Objective: Pull out, word for word, the part of the records that opens with the line containing "- lock-icon: [7, 10, 16, 23]" and closes with the line containing "- document-label: Document", keeping both of those lines.

┄┄┄┄┄┄┄┄┄┄

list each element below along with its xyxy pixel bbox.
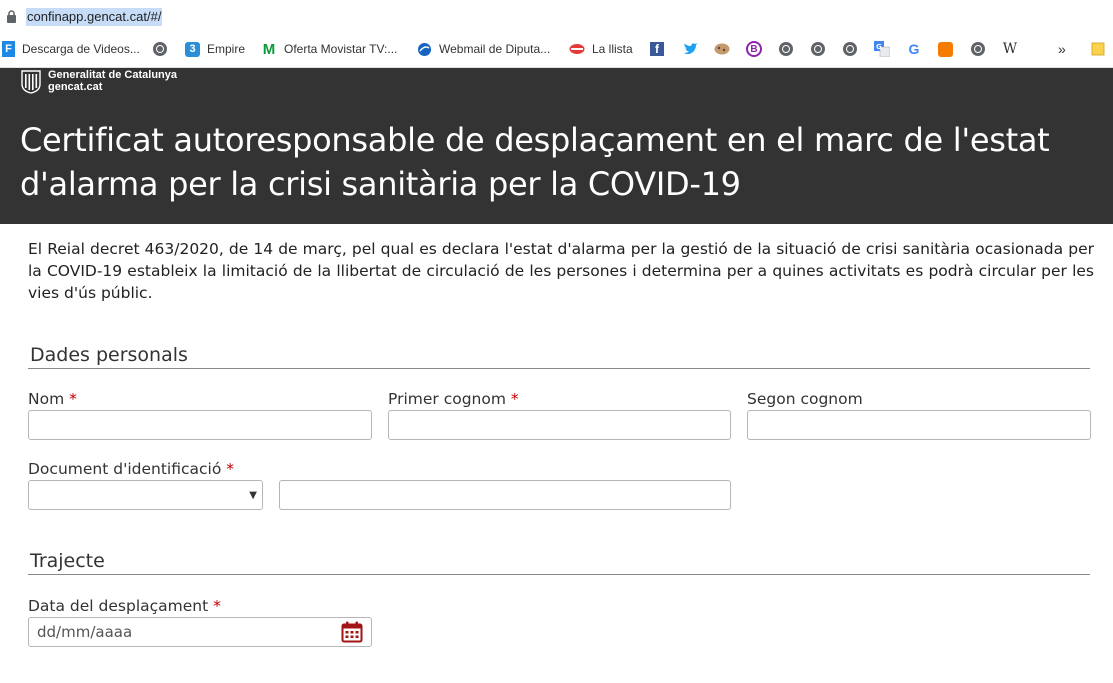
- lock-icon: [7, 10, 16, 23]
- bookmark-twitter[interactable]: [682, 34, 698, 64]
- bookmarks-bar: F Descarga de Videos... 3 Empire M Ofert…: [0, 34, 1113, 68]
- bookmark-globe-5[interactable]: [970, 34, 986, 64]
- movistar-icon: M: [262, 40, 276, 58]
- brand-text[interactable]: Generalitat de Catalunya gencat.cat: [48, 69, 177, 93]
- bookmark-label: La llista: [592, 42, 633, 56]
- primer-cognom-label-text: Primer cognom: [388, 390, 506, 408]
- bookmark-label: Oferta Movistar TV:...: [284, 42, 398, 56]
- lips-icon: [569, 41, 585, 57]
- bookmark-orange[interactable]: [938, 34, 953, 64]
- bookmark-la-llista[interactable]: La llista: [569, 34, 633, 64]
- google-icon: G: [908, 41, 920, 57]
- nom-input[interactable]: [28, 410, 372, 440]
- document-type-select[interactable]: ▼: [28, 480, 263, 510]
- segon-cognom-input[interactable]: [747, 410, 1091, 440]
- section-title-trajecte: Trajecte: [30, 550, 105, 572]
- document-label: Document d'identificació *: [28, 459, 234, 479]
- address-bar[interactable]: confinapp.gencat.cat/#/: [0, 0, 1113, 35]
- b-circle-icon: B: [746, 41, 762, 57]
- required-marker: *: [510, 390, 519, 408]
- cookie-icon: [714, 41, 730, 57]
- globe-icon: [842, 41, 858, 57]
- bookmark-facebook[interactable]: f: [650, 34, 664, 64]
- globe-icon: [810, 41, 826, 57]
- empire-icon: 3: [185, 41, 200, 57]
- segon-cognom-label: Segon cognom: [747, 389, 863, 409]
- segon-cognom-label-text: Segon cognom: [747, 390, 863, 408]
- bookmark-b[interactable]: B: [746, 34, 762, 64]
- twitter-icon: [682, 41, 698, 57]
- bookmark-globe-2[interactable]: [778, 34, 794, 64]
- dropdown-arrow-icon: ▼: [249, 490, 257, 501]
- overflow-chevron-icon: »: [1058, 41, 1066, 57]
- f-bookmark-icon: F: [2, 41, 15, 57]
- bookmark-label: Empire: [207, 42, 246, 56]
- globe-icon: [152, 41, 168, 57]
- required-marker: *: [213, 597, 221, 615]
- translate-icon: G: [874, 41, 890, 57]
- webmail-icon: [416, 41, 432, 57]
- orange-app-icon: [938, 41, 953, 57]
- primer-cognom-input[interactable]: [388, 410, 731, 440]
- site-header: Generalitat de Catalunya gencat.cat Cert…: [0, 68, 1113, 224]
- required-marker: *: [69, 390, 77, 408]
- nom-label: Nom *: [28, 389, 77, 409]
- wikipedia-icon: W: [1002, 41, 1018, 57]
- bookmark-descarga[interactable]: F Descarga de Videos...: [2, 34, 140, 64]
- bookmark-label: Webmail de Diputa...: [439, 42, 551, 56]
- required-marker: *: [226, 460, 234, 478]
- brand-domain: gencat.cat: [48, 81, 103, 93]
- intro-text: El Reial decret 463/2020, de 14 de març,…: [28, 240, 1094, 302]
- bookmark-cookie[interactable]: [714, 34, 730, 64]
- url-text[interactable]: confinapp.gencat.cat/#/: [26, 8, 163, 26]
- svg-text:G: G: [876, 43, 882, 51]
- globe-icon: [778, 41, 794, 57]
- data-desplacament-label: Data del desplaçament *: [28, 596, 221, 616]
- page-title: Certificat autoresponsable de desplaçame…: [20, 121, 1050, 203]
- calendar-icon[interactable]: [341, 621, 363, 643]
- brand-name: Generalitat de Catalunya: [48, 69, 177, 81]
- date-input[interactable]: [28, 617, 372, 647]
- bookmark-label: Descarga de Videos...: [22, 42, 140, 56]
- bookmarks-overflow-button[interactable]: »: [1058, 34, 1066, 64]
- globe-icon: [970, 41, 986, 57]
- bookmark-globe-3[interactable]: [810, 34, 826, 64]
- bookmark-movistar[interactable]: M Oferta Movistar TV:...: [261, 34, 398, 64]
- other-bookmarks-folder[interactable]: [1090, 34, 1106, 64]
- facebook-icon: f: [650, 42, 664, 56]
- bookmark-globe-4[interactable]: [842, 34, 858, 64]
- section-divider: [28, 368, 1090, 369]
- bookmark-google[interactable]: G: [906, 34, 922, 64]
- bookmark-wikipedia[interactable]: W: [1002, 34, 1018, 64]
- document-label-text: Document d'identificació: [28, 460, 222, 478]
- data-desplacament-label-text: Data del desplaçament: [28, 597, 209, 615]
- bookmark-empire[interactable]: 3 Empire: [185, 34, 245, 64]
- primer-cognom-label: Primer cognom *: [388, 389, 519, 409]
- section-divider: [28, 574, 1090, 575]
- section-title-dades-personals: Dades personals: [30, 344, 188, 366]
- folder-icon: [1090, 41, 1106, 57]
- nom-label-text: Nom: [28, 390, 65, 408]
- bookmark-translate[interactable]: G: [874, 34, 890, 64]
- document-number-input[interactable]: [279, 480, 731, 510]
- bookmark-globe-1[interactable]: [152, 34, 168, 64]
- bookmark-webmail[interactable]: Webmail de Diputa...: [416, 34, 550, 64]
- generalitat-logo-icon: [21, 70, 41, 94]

┄┄┄┄┄┄┄┄┄┄

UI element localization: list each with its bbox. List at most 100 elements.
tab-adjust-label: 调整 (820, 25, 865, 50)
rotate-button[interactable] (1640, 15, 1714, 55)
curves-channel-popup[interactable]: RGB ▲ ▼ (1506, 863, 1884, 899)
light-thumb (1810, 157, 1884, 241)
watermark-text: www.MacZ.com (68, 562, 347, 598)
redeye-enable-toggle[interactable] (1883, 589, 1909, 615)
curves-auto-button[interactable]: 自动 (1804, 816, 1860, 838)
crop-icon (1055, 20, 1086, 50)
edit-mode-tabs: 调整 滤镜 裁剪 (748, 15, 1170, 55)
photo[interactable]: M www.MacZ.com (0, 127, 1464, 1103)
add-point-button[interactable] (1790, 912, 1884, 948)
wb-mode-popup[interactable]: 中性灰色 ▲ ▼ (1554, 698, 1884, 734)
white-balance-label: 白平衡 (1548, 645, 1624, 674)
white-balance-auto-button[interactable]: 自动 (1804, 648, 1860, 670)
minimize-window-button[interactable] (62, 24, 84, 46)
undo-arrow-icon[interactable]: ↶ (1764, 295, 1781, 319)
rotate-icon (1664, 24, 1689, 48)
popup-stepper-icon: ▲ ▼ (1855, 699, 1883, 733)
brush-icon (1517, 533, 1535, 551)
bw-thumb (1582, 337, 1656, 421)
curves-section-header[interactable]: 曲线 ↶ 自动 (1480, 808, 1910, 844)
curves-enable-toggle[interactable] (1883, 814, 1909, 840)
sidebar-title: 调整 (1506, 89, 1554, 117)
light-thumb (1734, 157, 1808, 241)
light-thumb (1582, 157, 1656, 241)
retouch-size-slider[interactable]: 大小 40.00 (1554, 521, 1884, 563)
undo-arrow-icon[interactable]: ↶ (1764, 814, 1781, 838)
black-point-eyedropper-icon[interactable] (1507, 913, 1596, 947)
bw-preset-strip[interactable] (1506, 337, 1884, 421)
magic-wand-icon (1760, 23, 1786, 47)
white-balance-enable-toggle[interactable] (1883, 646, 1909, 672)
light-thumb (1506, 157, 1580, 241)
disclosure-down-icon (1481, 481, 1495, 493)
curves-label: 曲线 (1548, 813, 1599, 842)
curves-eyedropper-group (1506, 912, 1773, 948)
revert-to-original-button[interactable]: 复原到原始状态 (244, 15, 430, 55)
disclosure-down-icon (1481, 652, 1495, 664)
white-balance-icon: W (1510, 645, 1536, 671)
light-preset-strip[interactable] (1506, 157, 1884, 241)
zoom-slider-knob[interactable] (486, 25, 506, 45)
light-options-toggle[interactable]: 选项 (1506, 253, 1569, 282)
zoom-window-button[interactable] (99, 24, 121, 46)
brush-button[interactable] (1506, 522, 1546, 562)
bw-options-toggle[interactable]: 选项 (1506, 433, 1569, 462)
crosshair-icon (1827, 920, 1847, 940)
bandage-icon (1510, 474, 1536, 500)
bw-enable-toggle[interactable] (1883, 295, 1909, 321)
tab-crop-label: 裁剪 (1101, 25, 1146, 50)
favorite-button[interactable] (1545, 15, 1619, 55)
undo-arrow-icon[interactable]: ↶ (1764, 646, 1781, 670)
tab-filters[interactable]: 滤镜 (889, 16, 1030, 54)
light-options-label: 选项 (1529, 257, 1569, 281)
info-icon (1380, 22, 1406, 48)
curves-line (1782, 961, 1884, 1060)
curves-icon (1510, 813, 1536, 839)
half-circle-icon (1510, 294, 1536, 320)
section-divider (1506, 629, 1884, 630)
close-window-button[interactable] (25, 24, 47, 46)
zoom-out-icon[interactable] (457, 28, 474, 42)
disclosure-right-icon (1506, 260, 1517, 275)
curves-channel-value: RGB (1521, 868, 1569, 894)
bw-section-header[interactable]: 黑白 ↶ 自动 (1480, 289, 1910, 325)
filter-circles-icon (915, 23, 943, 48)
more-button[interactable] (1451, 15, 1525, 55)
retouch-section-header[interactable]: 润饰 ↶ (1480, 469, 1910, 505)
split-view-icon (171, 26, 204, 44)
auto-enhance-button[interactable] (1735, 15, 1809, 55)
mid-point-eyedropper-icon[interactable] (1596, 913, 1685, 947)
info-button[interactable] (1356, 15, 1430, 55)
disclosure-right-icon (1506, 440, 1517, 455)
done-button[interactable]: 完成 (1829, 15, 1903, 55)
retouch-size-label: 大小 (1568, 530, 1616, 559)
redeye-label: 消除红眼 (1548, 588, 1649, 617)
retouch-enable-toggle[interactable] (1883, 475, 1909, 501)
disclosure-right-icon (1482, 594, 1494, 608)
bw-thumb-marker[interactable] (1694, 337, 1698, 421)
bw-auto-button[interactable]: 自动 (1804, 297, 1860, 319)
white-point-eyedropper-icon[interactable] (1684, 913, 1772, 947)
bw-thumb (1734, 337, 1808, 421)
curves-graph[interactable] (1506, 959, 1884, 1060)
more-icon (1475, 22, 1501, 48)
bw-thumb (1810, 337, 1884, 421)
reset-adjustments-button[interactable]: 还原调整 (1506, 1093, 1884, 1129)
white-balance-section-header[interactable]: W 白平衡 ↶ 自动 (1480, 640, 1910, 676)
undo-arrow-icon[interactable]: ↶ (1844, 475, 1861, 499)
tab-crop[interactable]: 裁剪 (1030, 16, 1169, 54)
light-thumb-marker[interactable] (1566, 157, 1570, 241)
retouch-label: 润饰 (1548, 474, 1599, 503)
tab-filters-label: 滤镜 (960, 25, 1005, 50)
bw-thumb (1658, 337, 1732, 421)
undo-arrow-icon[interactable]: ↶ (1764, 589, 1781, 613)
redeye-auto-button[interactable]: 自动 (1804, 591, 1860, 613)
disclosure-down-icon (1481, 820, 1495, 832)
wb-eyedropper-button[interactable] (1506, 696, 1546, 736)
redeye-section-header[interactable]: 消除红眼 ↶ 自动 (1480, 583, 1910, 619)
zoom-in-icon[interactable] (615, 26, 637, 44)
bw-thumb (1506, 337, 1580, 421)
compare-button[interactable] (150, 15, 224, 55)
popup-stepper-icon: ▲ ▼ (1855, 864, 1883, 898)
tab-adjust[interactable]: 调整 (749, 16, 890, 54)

┄┄┄┄┄┄┄┄┄┄

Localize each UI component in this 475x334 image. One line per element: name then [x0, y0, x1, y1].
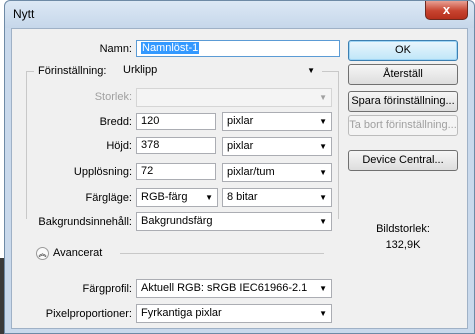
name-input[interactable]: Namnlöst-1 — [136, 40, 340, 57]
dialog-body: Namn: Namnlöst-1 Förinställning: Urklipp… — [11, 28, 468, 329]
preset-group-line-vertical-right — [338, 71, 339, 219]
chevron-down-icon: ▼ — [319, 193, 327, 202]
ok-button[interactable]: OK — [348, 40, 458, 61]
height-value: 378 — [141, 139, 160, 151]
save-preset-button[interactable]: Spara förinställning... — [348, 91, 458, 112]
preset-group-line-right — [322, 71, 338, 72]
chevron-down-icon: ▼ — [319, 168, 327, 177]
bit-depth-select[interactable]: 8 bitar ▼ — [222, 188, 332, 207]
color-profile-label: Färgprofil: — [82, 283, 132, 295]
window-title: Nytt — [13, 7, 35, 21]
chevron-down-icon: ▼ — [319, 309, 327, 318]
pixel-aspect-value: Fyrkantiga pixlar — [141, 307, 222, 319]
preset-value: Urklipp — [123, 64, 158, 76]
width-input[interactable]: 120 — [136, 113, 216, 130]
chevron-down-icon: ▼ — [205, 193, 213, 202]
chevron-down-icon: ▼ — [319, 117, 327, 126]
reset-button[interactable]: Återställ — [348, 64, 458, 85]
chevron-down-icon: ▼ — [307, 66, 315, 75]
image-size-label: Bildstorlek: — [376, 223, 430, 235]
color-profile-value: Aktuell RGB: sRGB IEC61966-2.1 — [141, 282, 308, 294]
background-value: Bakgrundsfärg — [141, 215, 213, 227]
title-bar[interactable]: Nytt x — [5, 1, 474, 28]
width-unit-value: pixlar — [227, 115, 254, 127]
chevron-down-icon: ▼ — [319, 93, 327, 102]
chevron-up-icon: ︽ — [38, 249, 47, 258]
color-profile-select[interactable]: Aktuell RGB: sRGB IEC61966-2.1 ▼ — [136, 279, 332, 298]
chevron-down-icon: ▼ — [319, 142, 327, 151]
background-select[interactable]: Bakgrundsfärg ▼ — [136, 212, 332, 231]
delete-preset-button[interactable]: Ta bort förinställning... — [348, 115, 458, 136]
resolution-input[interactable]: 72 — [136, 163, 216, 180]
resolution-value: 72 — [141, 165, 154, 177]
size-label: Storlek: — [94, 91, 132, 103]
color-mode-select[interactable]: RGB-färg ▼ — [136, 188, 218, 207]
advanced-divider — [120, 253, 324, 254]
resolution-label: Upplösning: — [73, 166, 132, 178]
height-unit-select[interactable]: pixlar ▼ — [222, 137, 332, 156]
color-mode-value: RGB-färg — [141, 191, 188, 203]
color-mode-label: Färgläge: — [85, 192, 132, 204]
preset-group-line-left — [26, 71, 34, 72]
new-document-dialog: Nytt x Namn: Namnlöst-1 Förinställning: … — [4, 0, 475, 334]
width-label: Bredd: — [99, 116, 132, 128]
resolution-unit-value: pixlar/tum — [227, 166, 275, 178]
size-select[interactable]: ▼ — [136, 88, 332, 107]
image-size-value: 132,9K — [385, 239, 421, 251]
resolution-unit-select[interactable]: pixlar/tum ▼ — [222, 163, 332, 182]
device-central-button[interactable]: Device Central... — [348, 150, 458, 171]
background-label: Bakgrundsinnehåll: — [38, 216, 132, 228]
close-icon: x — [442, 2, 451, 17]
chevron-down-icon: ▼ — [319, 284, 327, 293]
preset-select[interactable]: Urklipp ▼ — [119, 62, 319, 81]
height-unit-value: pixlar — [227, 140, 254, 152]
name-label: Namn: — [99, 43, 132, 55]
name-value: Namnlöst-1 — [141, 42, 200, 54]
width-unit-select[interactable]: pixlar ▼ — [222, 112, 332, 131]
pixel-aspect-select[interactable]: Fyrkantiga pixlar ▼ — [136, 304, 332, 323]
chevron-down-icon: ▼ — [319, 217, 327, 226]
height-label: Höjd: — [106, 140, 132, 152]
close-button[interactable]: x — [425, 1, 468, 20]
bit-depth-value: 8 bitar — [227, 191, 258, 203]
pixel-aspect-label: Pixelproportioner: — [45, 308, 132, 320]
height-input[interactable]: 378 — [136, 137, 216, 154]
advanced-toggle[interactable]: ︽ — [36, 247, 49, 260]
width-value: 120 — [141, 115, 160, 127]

┄┄┄┄┄┄┄┄┄┄

Reply to the task:
- lock-icon: [7, 10, 16, 23]
- bookmark-twitter[interactable]: [682, 34, 698, 64]
- bookmarks-bar: F Descarga de Videos... 3 Empire M Ofert…: [0, 34, 1113, 68]
- bookmark-globe-5[interactable]: [970, 34, 986, 64]
- movistar-icon: M: [262, 40, 276, 58]
- brand-text[interactable]: Generalitat de Catalunya gencat.cat: [48, 69, 177, 93]
- bookmark-label: La llista: [592, 42, 633, 56]
- primer-cognom-label-text: Primer cognom: [388, 390, 506, 408]
- bookmark-label: Oferta Movistar TV:...: [284, 42, 398, 56]
- lips-icon: [569, 41, 585, 57]
- bookmark-orange[interactable]: [938, 34, 953, 64]
- bookmark-la-llista[interactable]: La llista: [569, 34, 633, 64]
- google-icon: G: [908, 41, 920, 57]
- nom-input[interactable]: [28, 410, 372, 440]
- document-type-select[interactable]: ▼: [28, 480, 263, 510]
- segon-cognom-input[interactable]: [747, 410, 1091, 440]
- section-title-trajecte: Trajecte: [30, 550, 105, 572]
- document-label: Document d'identificació *: [28, 459, 234, 479]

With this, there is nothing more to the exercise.